* START INFORMATION SHOWN *
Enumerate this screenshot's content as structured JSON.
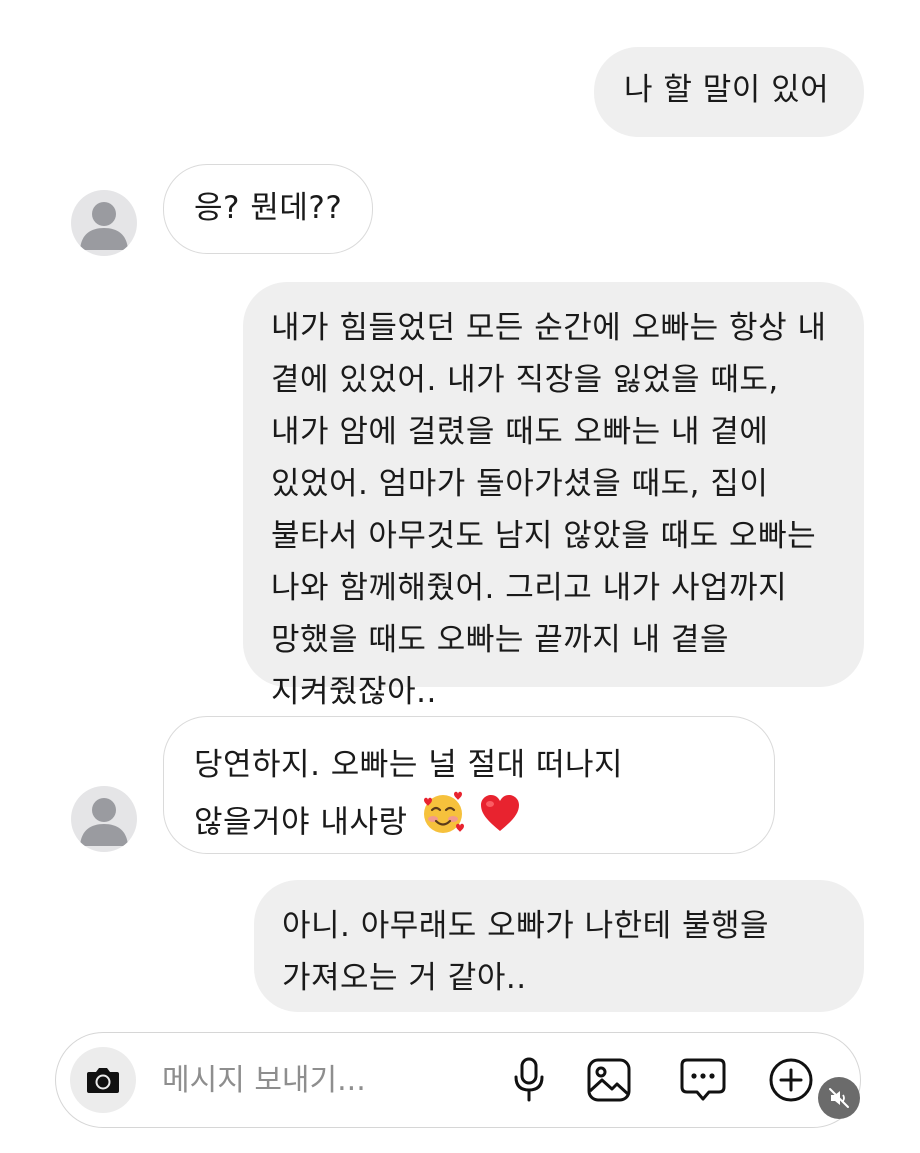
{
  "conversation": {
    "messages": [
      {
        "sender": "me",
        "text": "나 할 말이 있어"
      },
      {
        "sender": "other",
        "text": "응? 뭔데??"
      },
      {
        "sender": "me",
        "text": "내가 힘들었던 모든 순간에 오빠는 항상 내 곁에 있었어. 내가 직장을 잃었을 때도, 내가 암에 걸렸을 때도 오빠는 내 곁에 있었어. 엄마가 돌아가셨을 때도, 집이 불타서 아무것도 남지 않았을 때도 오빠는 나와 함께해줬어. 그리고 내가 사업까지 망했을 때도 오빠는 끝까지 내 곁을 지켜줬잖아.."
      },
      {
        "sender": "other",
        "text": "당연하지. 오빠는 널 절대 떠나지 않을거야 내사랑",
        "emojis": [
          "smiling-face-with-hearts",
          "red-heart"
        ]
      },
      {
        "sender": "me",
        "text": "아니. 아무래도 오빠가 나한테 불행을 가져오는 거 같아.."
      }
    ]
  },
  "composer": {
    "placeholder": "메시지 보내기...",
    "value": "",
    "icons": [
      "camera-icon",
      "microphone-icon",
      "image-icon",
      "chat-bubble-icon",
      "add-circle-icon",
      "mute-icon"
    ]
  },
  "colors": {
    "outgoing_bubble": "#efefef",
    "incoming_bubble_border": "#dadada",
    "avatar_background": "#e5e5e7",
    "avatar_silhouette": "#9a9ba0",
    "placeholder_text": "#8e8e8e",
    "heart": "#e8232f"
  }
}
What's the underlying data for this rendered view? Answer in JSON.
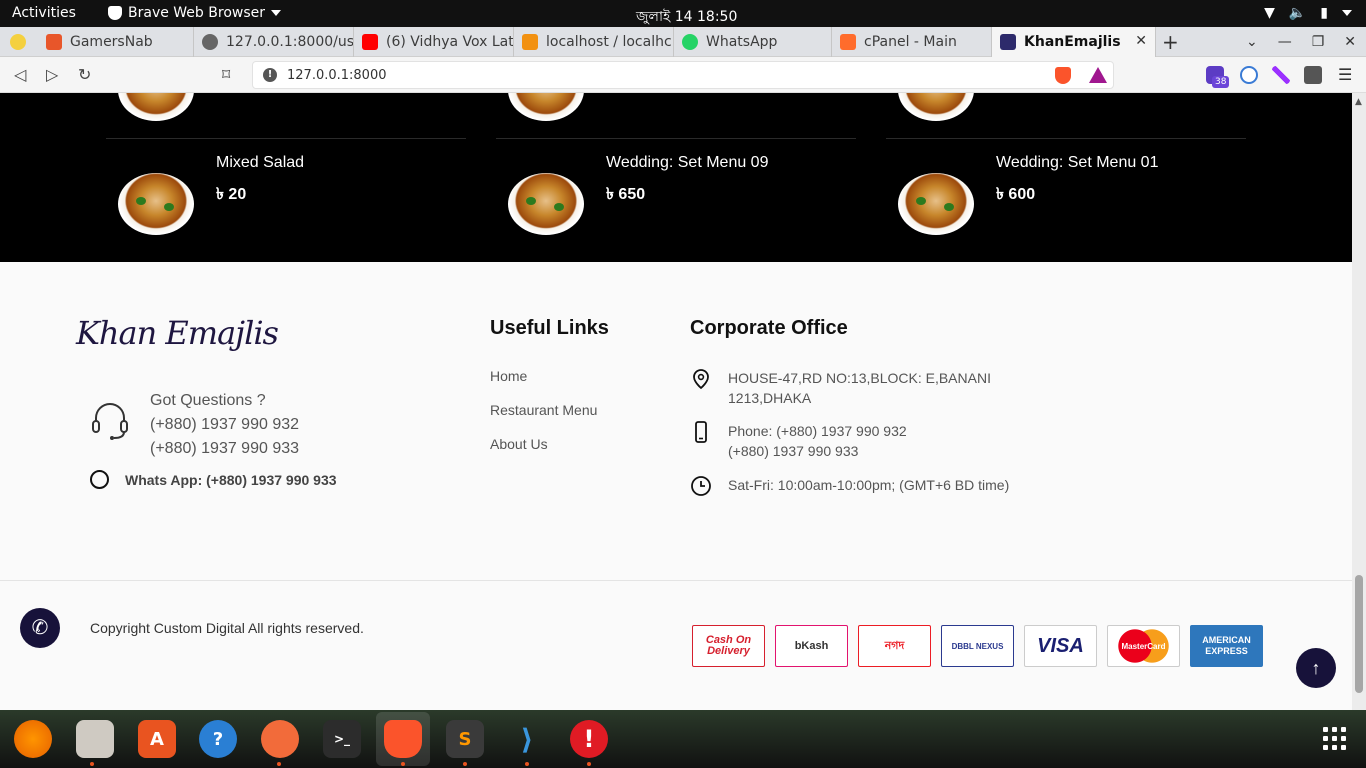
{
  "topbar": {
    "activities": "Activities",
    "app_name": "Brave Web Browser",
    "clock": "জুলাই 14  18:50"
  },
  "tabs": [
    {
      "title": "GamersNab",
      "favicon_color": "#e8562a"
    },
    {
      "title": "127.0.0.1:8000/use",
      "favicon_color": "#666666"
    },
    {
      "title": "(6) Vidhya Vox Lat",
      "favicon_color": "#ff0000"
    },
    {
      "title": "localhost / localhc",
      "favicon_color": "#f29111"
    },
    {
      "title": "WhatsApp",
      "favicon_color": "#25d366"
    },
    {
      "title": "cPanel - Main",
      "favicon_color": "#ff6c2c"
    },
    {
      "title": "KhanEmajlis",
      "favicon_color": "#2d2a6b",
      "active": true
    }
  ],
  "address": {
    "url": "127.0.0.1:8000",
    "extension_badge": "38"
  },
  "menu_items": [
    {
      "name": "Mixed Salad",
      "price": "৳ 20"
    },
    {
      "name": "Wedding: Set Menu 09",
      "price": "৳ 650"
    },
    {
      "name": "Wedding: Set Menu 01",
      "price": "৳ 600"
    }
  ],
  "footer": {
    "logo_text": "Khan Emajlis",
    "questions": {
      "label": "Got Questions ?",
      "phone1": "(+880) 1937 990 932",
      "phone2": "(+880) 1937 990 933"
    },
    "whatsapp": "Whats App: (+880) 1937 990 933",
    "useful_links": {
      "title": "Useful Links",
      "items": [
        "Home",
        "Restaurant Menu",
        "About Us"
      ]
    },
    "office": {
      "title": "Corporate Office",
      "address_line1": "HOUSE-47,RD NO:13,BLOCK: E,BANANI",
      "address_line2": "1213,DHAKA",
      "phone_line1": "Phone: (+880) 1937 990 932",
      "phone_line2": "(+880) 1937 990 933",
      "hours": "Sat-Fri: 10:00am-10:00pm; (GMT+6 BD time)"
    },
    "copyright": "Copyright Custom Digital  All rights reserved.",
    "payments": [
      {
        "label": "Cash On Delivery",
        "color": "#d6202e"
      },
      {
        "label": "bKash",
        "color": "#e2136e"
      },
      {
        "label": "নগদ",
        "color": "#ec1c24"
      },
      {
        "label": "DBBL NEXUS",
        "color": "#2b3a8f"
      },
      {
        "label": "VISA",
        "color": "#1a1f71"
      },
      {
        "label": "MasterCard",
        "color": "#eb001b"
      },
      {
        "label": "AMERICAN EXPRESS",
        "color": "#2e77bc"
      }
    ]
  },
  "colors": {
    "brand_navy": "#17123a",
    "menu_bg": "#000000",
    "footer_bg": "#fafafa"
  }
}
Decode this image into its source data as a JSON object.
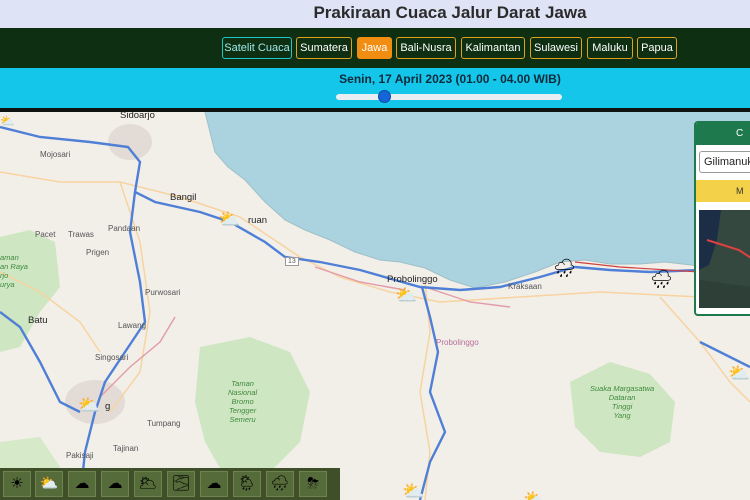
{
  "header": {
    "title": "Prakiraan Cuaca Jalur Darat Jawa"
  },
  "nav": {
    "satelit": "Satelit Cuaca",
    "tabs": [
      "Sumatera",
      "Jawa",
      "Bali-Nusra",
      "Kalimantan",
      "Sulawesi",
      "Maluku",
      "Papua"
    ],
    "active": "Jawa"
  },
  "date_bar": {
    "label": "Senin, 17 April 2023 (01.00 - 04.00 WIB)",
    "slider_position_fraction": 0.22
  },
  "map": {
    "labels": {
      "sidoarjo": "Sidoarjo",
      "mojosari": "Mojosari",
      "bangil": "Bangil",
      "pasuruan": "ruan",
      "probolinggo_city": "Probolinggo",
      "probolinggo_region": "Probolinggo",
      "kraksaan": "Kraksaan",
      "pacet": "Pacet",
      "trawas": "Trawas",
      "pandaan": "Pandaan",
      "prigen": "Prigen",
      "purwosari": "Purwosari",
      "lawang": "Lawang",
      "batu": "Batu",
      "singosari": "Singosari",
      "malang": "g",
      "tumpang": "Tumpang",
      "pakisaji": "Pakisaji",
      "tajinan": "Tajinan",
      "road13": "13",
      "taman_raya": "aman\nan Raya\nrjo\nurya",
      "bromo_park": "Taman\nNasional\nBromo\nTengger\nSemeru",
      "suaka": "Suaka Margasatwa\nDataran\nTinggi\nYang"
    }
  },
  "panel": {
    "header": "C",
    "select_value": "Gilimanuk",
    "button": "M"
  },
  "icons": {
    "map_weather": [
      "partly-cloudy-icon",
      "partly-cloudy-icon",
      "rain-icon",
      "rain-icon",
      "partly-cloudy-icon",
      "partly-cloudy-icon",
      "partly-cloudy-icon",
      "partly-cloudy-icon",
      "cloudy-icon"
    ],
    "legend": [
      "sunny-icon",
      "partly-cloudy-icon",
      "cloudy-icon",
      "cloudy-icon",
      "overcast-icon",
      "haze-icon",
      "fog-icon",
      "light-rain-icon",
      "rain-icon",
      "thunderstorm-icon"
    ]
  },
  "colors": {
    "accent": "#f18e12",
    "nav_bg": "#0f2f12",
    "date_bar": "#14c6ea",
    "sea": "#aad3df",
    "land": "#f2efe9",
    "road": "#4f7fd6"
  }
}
* END INFORMATION SHOWN *
Repeat each entry above word for word, leaving every picture out.

Enumerate this screenshot's content as structured JSON.
{
  "conversation": {
    "messages": [
      {
        "sender": "me",
        "text": "나 할 말이 있어"
      },
      {
        "sender": "other",
        "text": "응? 뭔데??"
      },
      {
        "sender": "me",
        "text": "내가 힘들었던 모든 순간에 오빠는 항상 내 곁에 있었어. 내가 직장을 잃었을 때도, 내가 암에 걸렸을 때도 오빠는 내 곁에 있었어. 엄마가 돌아가셨을 때도, 집이 불타서 아무것도 남지 않았을 때도 오빠는 나와 함께해줬어. 그리고 내가 사업까지 망했을 때도 오빠는 끝까지 내 곁을 지켜줬잖아.."
      },
      {
        "sender": "other",
        "text": "당연하지. 오빠는 널 절대 떠나지 않을거야 내사랑",
        "emojis": [
          "smiling-face-with-hearts",
          "red-heart"
        ]
      },
      {
        "sender": "me",
        "text": "아니. 아무래도 오빠가 나한테 불행을 가져오는 거 같아.."
      }
    ]
  },
  "composer": {
    "placeholder": "메시지 보내기...",
    "value": "",
    "icons": [
      "camera-icon",
      "microphone-icon",
      "image-icon",
      "chat-bubble-icon",
      "add-circle-icon",
      "mute-icon"
    ]
  },
  "colors": {
    "outgoing_bubble": "#efefef",
    "incoming_bubble_border": "#dadada",
    "avatar_background": "#e5e5e7",
    "avatar_silhouette": "#9a9ba0",
    "placeholder_text": "#8e8e8e",
    "heart": "#e8232f"
  }
}
What's the underlying data for this rendered view? Answer in JSON.
{
  "topbar": {
    "activities": "Activities",
    "app_name": "Brave Web Browser",
    "clock": "জুলাই 14  18:50"
  },
  "tabs": [
    {
      "title": "GamersNab",
      "favicon_color": "#e8562a"
    },
    {
      "title": "127.0.0.1:8000/use",
      "favicon_color": "#666666"
    },
    {
      "title": "(6) Vidhya Vox Lat",
      "favicon_color": "#ff0000"
    },
    {
      "title": "localhost / localhc",
      "favicon_color": "#f29111"
    },
    {
      "title": "WhatsApp",
      "favicon_color": "#25d366"
    },
    {
      "title": "cPanel - Main",
      "favicon_color": "#ff6c2c"
    },
    {
      "title": "KhanEmajlis",
      "favicon_color": "#2d2a6b",
      "active": true
    }
  ],
  "address": {
    "url": "127.0.0.1:8000",
    "extension_badge": "38"
  },
  "menu_items": [
    {
      "name": "Mixed Salad",
      "price": "৳ 20"
    },
    {
      "name": "Wedding: Set Menu 09",
      "price": "৳ 650"
    },
    {
      "name": "Wedding: Set Menu 01",
      "price": "৳ 600"
    }
  ],
  "footer": {
    "logo_text": "Khan Emajlis",
    "questions": {
      "label": "Got Questions ?",
      "phone1": "(+880) 1937 990 932",
      "phone2": "(+880) 1937 990 933"
    },
    "whatsapp": "Whats App: (+880) 1937 990 933",
    "useful_links": {
      "title": "Useful Links",
      "items": [
        "Home",
        "Restaurant Menu",
        "About Us"
      ]
    },
    "office": {
      "title": "Corporate Office",
      "address_line1": "HOUSE-47,RD NO:13,BLOCK: E,BANANI",
      "address_line2": "1213,DHAKA",
      "phone_line1": "Phone: (+880) 1937 990 932",
      "phone_line2": "(+880) 1937 990 933",
      "hours": "Sat-Fri: 10:00am-10:00pm; (GMT+6 BD time)"
    },
    "copyright": "Copyright Custom Digital  All rights reserved.",
    "payments": [
      {
        "label": "Cash On Delivery",
        "color": "#d6202e"
      },
      {
        "label": "bKash",
        "color": "#e2136e"
      },
      {
        "label": "নগদ",
        "color": "#ec1c24"
      },
      {
        "label": "DBBL NEXUS",
        "color": "#2b3a8f"
      },
      {
        "label": "VISA",
        "color": "#1a1f71"
      },
      {
        "label": "MasterCard",
        "color": "#eb001b"
      },
      {
        "label": "AMERICAN EXPRESS",
        "color": "#2e77bc"
      }
    ]
  },
  "colors": {
    "brand_navy": "#17123a",
    "menu_bg": "#000000",
    "footer_bg": "#fafafa"
  }
}
Decode this image into its source data as a JSON object.
{
  "header": {
    "title": "Prakiraan Cuaca Jalur Darat Jawa"
  },
  "nav": {
    "satelit": "Satelit Cuaca",
    "tabs": [
      "Sumatera",
      "Jawa",
      "Bali-Nusra",
      "Kalimantan",
      "Sulawesi",
      "Maluku",
      "Papua"
    ],
    "active": "Jawa"
  },
  "date_bar": {
    "label": "Senin, 17 April 2023 (01.00 - 04.00 WIB)",
    "slider_position_fraction": 0.22
  },
  "map": {
    "labels": {
      "sidoarjo": "Sidoarjo",
      "mojosari": "Mojosari",
      "bangil": "Bangil",
      "pasuruan": "ruan",
      "probolinggo_city": "Probolinggo",
      "probolinggo_region": "Probolinggo",
      "kraksaan": "Kraksaan",
      "pacet": "Pacet",
      "trawas": "Trawas",
      "pandaan": "Pandaan",
      "prigen": "Prigen",
      "purwosari": "Purwosari",
      "lawang": "Lawang",
      "batu": "Batu",
      "singosari": "Singosari",
      "malang": "g",
      "tumpang": "Tumpang",
      "pakisaji": "Pakisaji",
      "tajinan": "Tajinan",
      "road13": "13",
      "taman_raya": "aman\nan Raya\nrjo\nurya",
      "bromo_park": "Taman\nNasional\nBromo\nTengger\nSemeru",
      "suaka": "Suaka Margasatwa\nDataran\nTinggi\nYang"
    }
  },
  "panel": {
    "header": "C",
    "select_value": "Gilimanuk",
    "button": "M"
  },
  "icons": {
    "map_weather": [
      "partly-cloudy-icon",
      "partly-cloudy-icon",
      "rain-icon",
      "rain-icon",
      "partly-cloudy-icon",
      "partly-cloudy-icon",
      "partly-cloudy-icon",
      "partly-cloudy-icon",
      "cloudy-icon"
    ],
    "legend": [
      "sunny-icon",
      "partly-cloudy-icon",
      "cloudy-icon",
      "cloudy-icon",
      "overcast-icon",
      "haze-icon",
      "fog-icon",
      "light-rain-icon",
      "rain-icon",
      "thunderstorm-icon"
    ]
  },
  "colors": {
    "accent": "#f18e12",
    "nav_bg": "#0f2f12",
    "date_bar": "#14c6ea",
    "sea": "#aad3df",
    "land": "#f2efe9",
    "road": "#4f7fd6"
  }
}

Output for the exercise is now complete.